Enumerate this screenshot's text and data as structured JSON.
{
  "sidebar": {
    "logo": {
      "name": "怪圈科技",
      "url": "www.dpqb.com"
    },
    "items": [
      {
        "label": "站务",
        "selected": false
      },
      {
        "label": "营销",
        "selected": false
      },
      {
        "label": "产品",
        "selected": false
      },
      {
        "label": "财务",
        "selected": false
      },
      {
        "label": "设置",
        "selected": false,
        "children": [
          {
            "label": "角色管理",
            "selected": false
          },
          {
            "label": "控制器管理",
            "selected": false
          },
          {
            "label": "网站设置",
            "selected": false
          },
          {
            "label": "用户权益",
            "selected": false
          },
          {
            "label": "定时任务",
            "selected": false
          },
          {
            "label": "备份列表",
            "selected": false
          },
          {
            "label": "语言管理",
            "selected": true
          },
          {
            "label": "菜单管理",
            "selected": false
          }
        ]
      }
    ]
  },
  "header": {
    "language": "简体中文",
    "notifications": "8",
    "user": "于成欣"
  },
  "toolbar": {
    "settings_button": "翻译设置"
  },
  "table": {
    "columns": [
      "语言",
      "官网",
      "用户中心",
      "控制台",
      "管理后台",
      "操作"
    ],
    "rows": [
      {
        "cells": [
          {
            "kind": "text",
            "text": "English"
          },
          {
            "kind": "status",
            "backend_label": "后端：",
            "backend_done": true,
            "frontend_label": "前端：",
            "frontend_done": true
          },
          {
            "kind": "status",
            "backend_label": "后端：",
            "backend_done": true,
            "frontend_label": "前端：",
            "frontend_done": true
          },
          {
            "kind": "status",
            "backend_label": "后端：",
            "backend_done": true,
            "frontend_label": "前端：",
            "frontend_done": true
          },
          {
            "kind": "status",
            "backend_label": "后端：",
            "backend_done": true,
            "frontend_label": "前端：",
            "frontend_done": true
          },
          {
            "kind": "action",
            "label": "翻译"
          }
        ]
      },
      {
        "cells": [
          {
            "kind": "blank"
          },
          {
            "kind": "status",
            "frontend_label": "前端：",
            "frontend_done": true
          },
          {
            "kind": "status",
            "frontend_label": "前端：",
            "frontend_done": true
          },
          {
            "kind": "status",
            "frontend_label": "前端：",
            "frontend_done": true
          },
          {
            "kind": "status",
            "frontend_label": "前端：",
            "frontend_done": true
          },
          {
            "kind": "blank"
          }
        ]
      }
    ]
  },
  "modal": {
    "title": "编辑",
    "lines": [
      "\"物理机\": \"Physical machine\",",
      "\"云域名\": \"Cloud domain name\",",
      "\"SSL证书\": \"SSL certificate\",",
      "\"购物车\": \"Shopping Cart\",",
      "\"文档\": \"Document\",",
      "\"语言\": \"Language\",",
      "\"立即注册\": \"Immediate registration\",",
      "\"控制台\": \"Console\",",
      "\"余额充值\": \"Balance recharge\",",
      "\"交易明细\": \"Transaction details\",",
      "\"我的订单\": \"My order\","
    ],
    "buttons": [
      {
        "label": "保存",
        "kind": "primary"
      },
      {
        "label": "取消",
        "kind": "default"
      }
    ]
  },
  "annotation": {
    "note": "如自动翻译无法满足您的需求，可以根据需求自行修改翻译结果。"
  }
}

* [TASK BRIEF]: Would you reproduce the material above in full, exactly as given?

* [SOLVED EXERCISE]:
Enumerate this screenshot's text and data as structured JSON.
{
  "sidebar": {
    "logo": {
      "name": "怪圈科技",
      "url": "www.dpqb.com"
    },
    "items": [
      {
        "label": "站务",
        "selected": false
      },
      {
        "label": "营销",
        "selected": false
      },
      {
        "label": "产品",
        "selected": false
      },
      {
        "label": "财务",
        "selected": false
      },
      {
        "label": "设置",
        "selected": false,
        "children": [
          {
            "label": "角色管理",
            "selected": false
          },
          {
            "label": "控制器管理",
            "selected": false
          },
          {
            "label": "网站设置",
            "selected": false
          },
          {
            "label": "用户权益",
            "selected": false
          },
          {
            "label": "定时任务",
            "selected": false
          },
          {
            "label": "备份列表",
            "selected": false
          },
          {
            "label": "语言管理",
            "selected": true
          },
          {
            "label": "菜单管理",
            "selected": false
          }
        ]
      }
    ]
  },
  "header": {
    "language": "简体中文",
    "notifications": "8",
    "user": "于成欣"
  },
  "toolbar": {
    "settings_button": "翻译设置"
  },
  "table": {
    "columns": [
      "语言",
      "官网",
      "用户中心",
      "控制台",
      "管理后台",
      "操作"
    ],
    "rows": [
      {
        "cells": [
          {
            "kind": "text",
            "text": "English"
          },
          {
            "kind": "status",
            "backend_label": "后端：",
            "backend_done": true,
            "frontend_label": "前端：",
            "frontend_done": true
          },
          {
            "kind": "status",
            "backend_label": "后端：",
            "backend_done": true,
            "frontend_label": "前端：",
            "frontend_done": true
          },
          {
            "kind": "status",
            "backend_label": "后端：",
            "backend_done": true,
            "frontend_label": "前端：",
            "frontend_done": true
          },
          {
            "kind": "status",
            "backend_label": "后端：",
            "backend_done": true,
            "frontend_label": "前端：",
            "frontend_done": true
          },
          {
            "kind": "action",
            "label": "翻译"
          }
        ]
      },
      {
        "cells": [
          {
            "kind": "blank"
          },
          {
            "kind": "status",
            "frontend_label": "前端：",
            "frontend_done": true
          },
          {
            "kind": "status",
            "frontend_label": "前端：",
            "frontend_done": true
          },
          {
            "kind": "status",
            "frontend_label": "前端：",
            "frontend_done": true
          },
          {
            "kind": "status",
            "frontend_label": "前端：",
            "frontend_done": true
          },
          {
            "kind": "blank"
          }
        ]
      }
    ]
  },
  "modal": {
    "title": "编辑",
    "lines": [
      "\"物理机\": \"Physical machine\",",
      "\"云域名\": \"Cloud domain name\",",
      "\"SSL证书\": \"SSL certificate\",",
      "\"购物车\": \"Shopping Cart\",",
      "\"文档\": \"Document\",",
      "\"语言\": \"Language\",",
      "\"立即注册\": \"Immediate registration\",",
      "\"控制台\": \"Console\",",
      "\"余额充值\": \"Balance recharge\",",
      "\"交易明细\": \"Transaction details\",",
      "\"我的订单\": \"My order\","
    ],
    "buttons": [
      {
        "label": "保存",
        "kind": "primary"
      },
      {
        "label": "取消",
        "kind": "default"
      }
    ]
  },
  "annotation": {
    "note": "如自动翻译无法满足您的需求，可以根据需求自行修改翻译结果。"
  }
}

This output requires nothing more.